Document passage:
____
Talking about it helps me a lot. It’s important that the person you talk to is empathetic not just sympathetic. The difference between those two things is enormous, at least it is to me. When I’m going through a rough time I need to feel like someone understands, cares, and is willing to listen. It really doesn’t matter much if they have constructive advice, although in certain situations that can be really helpful. It’s not the act of talking that matters. If you are just talking, venting as it were, it blows off steam, but in the end it doesn’t feed your soul. Life is filled with problems. We all have them, yet sometimes it’s hard to get someone to hear us out.

I’ve never been to a psychologist or psychiatrist but I would imagine they might be good at asking leading questions to help to draw out your feelings and help you focus on moving forward. But an insightful friend, who is empathetic and caring, is worth their weight in gold!
____
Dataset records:
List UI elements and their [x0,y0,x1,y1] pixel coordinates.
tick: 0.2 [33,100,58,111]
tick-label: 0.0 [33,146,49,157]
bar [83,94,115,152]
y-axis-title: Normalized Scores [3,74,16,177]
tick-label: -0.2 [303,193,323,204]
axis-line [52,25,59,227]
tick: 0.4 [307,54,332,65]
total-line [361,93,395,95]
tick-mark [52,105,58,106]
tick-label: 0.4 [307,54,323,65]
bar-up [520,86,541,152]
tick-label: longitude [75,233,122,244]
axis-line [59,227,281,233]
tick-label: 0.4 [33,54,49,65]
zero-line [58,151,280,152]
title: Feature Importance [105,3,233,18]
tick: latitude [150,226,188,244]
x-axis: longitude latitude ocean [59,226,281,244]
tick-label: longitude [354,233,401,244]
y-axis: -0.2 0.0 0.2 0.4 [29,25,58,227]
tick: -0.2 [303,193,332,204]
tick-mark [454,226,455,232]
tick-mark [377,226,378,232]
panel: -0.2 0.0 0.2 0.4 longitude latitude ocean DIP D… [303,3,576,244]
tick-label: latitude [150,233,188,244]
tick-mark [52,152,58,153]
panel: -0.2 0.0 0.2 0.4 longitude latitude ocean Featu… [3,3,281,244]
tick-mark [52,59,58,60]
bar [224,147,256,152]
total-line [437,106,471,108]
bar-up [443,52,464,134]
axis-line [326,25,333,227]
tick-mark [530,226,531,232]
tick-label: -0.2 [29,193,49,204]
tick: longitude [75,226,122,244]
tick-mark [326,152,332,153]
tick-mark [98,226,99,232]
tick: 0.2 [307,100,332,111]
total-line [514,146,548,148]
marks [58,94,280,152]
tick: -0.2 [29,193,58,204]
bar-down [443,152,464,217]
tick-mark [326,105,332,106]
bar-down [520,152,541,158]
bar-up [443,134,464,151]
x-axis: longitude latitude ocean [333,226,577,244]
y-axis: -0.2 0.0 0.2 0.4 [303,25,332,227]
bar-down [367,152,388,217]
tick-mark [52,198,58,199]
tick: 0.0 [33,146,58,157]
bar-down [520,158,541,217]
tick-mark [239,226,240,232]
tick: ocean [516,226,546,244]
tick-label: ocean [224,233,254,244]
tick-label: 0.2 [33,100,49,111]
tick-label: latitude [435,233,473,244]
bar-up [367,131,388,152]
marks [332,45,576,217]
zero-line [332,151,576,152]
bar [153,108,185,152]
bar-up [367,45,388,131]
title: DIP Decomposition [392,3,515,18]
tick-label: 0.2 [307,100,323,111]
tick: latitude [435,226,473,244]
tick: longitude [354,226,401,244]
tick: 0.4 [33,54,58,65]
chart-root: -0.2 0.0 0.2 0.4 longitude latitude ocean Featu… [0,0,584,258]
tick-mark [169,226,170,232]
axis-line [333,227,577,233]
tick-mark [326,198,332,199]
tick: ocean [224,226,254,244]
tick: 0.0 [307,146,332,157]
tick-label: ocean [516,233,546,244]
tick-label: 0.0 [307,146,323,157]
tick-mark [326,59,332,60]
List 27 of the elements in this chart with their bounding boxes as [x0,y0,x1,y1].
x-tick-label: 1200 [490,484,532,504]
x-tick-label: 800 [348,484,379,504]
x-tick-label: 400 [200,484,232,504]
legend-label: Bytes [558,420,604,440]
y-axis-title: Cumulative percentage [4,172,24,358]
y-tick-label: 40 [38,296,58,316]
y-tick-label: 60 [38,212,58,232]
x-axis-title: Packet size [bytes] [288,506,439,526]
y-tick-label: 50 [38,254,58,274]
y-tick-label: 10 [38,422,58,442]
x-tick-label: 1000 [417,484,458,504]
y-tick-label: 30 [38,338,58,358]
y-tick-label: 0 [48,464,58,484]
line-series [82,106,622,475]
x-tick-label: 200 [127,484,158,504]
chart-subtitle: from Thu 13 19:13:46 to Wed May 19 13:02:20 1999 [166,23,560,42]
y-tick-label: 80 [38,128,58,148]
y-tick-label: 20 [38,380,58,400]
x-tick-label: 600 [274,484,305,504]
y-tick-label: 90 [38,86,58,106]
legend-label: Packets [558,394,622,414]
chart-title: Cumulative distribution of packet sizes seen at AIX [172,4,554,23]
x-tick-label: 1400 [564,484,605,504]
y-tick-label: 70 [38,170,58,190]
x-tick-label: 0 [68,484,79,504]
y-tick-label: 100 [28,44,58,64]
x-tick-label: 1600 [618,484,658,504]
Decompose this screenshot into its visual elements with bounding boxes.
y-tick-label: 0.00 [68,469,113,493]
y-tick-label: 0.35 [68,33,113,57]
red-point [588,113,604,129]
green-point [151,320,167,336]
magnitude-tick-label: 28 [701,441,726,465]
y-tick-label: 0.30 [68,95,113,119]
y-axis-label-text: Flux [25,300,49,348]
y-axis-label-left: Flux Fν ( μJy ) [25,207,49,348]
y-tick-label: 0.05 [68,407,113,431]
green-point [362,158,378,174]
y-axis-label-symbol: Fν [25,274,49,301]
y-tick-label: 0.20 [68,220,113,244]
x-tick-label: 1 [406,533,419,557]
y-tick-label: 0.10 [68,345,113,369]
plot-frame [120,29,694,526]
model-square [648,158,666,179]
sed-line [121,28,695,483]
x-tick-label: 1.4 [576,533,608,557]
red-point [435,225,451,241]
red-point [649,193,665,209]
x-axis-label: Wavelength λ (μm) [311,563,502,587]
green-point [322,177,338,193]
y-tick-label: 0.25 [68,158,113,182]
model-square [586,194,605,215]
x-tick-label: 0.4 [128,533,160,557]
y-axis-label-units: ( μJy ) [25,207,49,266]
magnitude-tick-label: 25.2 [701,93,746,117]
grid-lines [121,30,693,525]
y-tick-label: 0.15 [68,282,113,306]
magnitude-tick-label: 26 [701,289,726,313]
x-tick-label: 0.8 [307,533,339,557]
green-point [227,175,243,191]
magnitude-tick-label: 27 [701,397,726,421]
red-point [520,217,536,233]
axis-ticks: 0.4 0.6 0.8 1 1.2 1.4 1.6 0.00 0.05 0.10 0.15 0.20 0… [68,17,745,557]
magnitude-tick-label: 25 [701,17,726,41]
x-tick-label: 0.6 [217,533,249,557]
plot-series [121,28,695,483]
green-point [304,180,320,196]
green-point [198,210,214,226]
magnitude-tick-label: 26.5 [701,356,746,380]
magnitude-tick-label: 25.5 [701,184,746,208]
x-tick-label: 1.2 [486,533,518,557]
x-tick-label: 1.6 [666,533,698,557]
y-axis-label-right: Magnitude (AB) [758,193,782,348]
____
Your tasks:
(A) In the passage about talking through problems, who does the writer say is worth their weight in gold?
(B) According to the passage about talking through problems, what three things does the writer need to feel from someone during a rough time? List them.
(C) Extend the passage about talking through problems, picking up after its final sentence.

Answers to the exercises:
(A) An insightful friend who is empathetic and caring.

(B)
- That someone understands
- That someone cares
- That someone is willing to listen

(C)
hearkat's avatar

For me, I like to purge the emotion, and usually use music to do so. I then like to journal about the issue, as I am my own best friend, and I do not like to discuss my issues with others. But now I have become more levelheaded, and I am able to discuss anything with my fiancé, so I haven’t had to deal with overwhelming negative emotions in quite some time, thankfully.

augustlan's avatar

Talking definitely helps, but it does matter who I’m talking to. In the past, I’ve had some un-supportive people in my life, and they just made things worse, often taking me from sad to mad by the end of the discussion. I’m more selective, now. Talking with a therapist helped me a ton, in a different way than talking with a friend. From friends, you want comfort. From a therapist, you want help.

wundayatta's avatar

Talking can help. It can help you understand what you are thinking and what you are feeling. It can provide information for someone else to reflect back to you what they think it all means.

I don’t think it always helps. Sometimes it digs around in wounds and makes things feel much worse. My therapist tells me this is a good thing. I’m not so sure.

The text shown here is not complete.